# What needs to be done
Locate the string "marker" in the listing below. Copy every line where it is found.

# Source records
# # # # #
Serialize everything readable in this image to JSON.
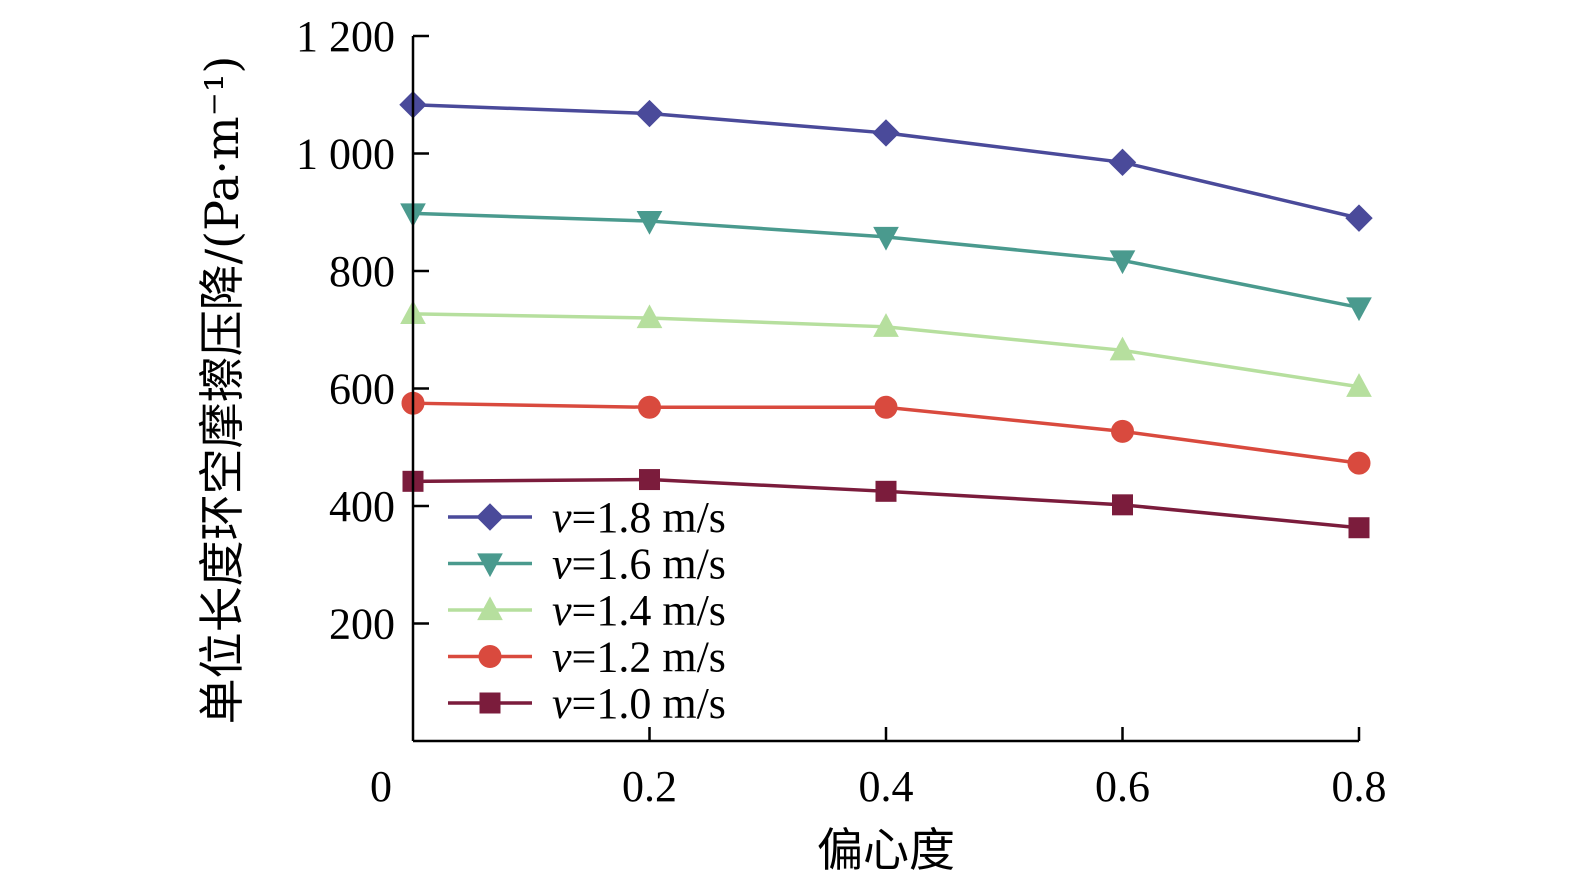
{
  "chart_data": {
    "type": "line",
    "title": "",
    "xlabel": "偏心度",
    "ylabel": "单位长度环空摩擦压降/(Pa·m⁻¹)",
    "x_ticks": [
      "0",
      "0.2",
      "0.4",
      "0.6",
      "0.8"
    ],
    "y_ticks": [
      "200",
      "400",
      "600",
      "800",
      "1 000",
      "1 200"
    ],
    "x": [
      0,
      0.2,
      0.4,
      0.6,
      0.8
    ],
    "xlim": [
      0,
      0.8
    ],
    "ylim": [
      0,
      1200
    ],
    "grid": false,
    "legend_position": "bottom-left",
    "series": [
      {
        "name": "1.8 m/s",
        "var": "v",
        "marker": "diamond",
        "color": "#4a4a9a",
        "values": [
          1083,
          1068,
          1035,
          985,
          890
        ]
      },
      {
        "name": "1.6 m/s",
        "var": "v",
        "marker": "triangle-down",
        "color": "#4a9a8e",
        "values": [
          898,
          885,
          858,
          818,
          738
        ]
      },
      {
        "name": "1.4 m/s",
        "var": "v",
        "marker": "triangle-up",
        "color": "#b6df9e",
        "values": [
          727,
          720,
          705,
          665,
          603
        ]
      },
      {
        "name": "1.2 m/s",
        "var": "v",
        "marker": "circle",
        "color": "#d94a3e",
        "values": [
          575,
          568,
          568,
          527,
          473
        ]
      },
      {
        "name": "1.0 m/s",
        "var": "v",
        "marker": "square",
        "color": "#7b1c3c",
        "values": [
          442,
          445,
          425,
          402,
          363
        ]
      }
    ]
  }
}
# # # # #
# Exercise result
        "marker": "diamond",
        "marker": "triangle-down",
        "marker": "triangle-up",
        "marker": "circle",
        "marker": "square",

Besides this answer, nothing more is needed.